WHAT IS EXPECTED – Write out the data again in full, exactly as it reads.

[Raw records]
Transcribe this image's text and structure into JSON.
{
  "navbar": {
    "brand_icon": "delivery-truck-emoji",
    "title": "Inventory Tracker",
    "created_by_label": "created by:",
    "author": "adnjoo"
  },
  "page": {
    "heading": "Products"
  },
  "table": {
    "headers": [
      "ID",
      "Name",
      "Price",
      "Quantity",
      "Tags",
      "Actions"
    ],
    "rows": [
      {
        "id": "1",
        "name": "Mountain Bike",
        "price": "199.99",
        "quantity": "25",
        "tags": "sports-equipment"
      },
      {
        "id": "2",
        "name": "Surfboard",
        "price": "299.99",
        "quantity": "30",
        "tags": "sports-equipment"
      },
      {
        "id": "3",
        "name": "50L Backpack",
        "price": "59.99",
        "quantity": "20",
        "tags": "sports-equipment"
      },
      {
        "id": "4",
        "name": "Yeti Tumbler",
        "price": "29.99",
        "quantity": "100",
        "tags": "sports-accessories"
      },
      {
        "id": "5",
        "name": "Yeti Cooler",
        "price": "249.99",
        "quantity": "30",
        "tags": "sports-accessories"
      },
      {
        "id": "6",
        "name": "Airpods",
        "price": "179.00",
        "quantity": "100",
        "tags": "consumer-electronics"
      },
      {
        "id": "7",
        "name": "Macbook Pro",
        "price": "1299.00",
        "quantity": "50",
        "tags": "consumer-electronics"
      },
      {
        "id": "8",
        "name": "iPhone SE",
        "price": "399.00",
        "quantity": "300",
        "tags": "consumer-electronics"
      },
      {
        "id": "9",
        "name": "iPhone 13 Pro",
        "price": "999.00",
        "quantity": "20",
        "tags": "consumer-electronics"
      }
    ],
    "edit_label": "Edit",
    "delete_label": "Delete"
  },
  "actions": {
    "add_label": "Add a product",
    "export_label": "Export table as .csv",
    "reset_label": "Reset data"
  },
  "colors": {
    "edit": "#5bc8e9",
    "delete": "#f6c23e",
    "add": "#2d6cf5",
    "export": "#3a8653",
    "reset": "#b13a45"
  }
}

COMPLETE OUTPUT –
Transcribe this image's text and structure into JSON.
{
  "navbar": {
    "brand_icon": "delivery-truck-emoji",
    "title": "Inventory Tracker",
    "created_by_label": "created by:",
    "author": "adnjoo"
  },
  "page": {
    "heading": "Products"
  },
  "table": {
    "headers": [
      "ID",
      "Name",
      "Price",
      "Quantity",
      "Tags",
      "Actions"
    ],
    "rows": [
      {
        "id": "1",
        "name": "Mountain Bike",
        "price": "199.99",
        "quantity": "25",
        "tags": "sports-equipment"
      },
      {
        "id": "2",
        "name": "Surfboard",
        "price": "299.99",
        "quantity": "30",
        "tags": "sports-equipment"
      },
      {
        "id": "3",
        "name": "50L Backpack",
        "price": "59.99",
        "quantity": "20",
        "tags": "sports-equipment"
      },
      {
        "id": "4",
        "name": "Yeti Tumbler",
        "price": "29.99",
        "quantity": "100",
        "tags": "sports-accessories"
      },
      {
        "id": "5",
        "name": "Yeti Cooler",
        "price": "249.99",
        "quantity": "30",
        "tags": "sports-accessories"
      },
      {
        "id": "6",
        "name": "Airpods",
        "price": "179.00",
        "quantity": "100",
        "tags": "consumer-electronics"
      },
      {
        "id": "7",
        "name": "Macbook Pro",
        "price": "1299.00",
        "quantity": "50",
        "tags": "consumer-electronics"
      },
      {
        "id": "8",
        "name": "iPhone SE",
        "price": "399.00",
        "quantity": "300",
        "tags": "consumer-electronics"
      },
      {
        "id": "9",
        "name": "iPhone 13 Pro",
        "price": "999.00",
        "quantity": "20",
        "tags": "consumer-electronics"
      }
    ],
    "edit_label": "Edit",
    "delete_label": "Delete"
  },
  "actions": {
    "add_label": "Add a product",
    "export_label": "Export table as .csv",
    "reset_label": "Reset data"
  },
  "colors": {
    "edit": "#5bc8e9",
    "delete": "#f6c23e",
    "add": "#2d6cf5",
    "export": "#3a8653",
    "reset": "#b13a45"
  }
}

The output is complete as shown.